Write out the whole of the material exactly.

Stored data
● ● ● ● ● ● ●

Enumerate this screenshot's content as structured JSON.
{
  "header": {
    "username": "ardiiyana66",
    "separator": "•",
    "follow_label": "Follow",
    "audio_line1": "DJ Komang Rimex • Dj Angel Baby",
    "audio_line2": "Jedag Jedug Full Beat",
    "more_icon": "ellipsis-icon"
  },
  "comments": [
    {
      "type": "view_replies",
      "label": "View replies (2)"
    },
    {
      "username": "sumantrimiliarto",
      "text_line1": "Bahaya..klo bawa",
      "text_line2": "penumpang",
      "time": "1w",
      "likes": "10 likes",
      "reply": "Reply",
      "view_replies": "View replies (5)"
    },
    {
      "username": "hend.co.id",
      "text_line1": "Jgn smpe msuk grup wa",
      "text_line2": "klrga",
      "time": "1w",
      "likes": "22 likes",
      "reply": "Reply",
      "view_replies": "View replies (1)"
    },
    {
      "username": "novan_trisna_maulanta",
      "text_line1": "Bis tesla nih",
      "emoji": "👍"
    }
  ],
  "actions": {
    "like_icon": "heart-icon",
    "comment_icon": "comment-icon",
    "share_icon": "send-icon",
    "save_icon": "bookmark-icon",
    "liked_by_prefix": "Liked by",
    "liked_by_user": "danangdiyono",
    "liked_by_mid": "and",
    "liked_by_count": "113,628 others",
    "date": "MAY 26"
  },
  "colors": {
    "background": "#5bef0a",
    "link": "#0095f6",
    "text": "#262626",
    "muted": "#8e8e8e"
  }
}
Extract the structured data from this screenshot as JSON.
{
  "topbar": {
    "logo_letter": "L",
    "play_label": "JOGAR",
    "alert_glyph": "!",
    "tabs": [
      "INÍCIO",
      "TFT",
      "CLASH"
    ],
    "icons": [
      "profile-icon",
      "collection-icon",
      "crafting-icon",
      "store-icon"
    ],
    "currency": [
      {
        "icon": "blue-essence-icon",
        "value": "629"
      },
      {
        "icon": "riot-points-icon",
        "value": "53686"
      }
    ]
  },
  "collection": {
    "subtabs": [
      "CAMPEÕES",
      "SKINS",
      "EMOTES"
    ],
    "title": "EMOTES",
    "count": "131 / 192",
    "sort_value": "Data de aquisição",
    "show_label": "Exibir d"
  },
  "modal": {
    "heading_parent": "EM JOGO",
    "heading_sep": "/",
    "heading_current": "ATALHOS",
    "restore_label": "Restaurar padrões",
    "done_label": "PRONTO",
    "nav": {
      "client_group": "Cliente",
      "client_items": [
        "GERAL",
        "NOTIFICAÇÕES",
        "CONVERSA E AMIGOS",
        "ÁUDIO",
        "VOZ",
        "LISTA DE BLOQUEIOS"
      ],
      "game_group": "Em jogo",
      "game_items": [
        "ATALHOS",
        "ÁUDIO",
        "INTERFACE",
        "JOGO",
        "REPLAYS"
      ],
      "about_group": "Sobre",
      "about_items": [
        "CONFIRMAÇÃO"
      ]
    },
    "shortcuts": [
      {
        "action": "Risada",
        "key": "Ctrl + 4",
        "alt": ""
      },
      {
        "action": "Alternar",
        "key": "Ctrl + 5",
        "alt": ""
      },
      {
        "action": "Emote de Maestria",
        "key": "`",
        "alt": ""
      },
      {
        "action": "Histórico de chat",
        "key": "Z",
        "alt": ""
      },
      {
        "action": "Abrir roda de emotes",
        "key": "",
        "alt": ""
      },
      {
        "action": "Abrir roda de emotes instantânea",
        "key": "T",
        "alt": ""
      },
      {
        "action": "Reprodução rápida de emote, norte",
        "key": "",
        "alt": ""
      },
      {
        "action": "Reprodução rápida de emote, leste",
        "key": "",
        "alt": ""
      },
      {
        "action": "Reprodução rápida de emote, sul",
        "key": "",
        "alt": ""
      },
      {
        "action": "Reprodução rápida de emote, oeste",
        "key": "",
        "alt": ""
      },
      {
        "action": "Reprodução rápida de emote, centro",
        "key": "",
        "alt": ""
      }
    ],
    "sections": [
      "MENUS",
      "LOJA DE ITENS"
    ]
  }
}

● ● ● ● ● ● ●

Response:
Enumerate this screenshot's content as structured JSON.
{
  "header": {
    "username": "ardiiyana66",
    "separator": "•",
    "follow_label": "Follow",
    "audio_line1": "DJ Komang Rimex • Dj Angel Baby",
    "audio_line2": "Jedag Jedug Full Beat",
    "more_icon": "ellipsis-icon"
  },
  "comments": [
    {
      "type": "view_replies",
      "label": "View replies (2)"
    },
    {
      "username": "sumantrimiliarto",
      "text_line1": "Bahaya..klo bawa",
      "text_line2": "penumpang",
      "time": "1w",
      "likes": "10 likes",
      "reply": "Reply",
      "view_replies": "View replies (5)"
    },
    {
      "username": "hend.co.id",
      "text_line1": "Jgn smpe msuk grup wa",
      "text_line2": "klrga",
      "time": "1w",
      "likes": "22 likes",
      "reply": "Reply",
      "view_replies": "View replies (1)"
    },
    {
      "username": "novan_trisna_maulanta",
      "text_line1": "Bis tesla nih",
      "emoji": "👍"
    }
  ],
  "actions": {
    "like_icon": "heart-icon",
    "comment_icon": "comment-icon",
    "share_icon": "send-icon",
    "save_icon": "bookmark-icon",
    "liked_by_prefix": "Liked by",
    "liked_by_user": "danangdiyono",
    "liked_by_mid": "and",
    "liked_by_count": "113,628 others",
    "date": "MAY 26"
  },
  "colors": {
    "background": "#5bef0a",
    "link": "#0095f6",
    "text": "#262626",
    "muted": "#8e8e8e"
  }
}
Extract the structured data from this screenshot as JSON.
{
  "topbar": {
    "logo_letter": "L",
    "play_label": "JOGAR",
    "alert_glyph": "!",
    "tabs": [
      "INÍCIO",
      "TFT",
      "CLASH"
    ],
    "icons": [
      "profile-icon",
      "collection-icon",
      "crafting-icon",
      "store-icon"
    ],
    "currency": [
      {
        "icon": "blue-essence-icon",
        "value": "629"
      },
      {
        "icon": "riot-points-icon",
        "value": "53686"
      }
    ]
  },
  "collection": {
    "subtabs": [
      "CAMPEÕES",
      "SKINS",
      "EMOTES"
    ],
    "title": "EMOTES",
    "count": "131 / 192",
    "sort_value": "Data de aquisição",
    "show_label": "Exibir d"
  },
  "modal": {
    "heading_parent": "EM JOGO",
    "heading_sep": "/",
    "heading_current": "ATALHOS",
    "restore_label": "Restaurar padrões",
    "done_label": "PRONTO",
    "nav": {
      "client_group": "Cliente",
      "client_items": [
        "GERAL",
        "NOTIFICAÇÕES",
        "CONVERSA E AMIGOS",
        "ÁUDIO",
        "VOZ",
        "LISTA DE BLOQUEIOS"
      ],
      "game_group": "Em jogo",
      "game_items": [
        "ATALHOS",
        "ÁUDIO",
        "INTERFACE",
        "JOGO",
        "REPLAYS"
      ],
      "about_group": "Sobre",
      "about_items": [
        "CONFIRMAÇÃO"
      ]
    },
    "shortcuts": [
      {
        "action": "Risada",
        "key": "Ctrl + 4",
        "alt": ""
      },
      {
        "action": "Alternar",
        "key": "Ctrl + 5",
        "alt": ""
      },
      {
        "action": "Emote de Maestria",
        "key": "`",
        "alt": ""
      },
      {
        "action": "Histórico de chat",
        "key": "Z",
        "alt": ""
      },
      {
        "action": "Abrir roda de emotes",
        "key": "",
        "alt": ""
      },
      {
        "action": "Abrir roda de emotes instantânea",
        "key": "T",
        "alt": ""
      },
      {
        "action": "Reprodução rápida de emote, norte",
        "key": "",
        "alt": ""
      },
      {
        "action": "Reprodução rápida de emote, leste",
        "key": "",
        "alt": ""
      },
      {
        "action": "Reprodução rápida de emote, sul",
        "key": "",
        "alt": ""
      },
      {
        "action": "Reprodução rápida de emote, oeste",
        "key": "",
        "alt": ""
      },
      {
        "action": "Reprodução rápida de emote, centro",
        "key": "",
        "alt": ""
      }
    ],
    "sections": [
      "MENUS",
      "LOJA DE ITENS"
    ]
  }
}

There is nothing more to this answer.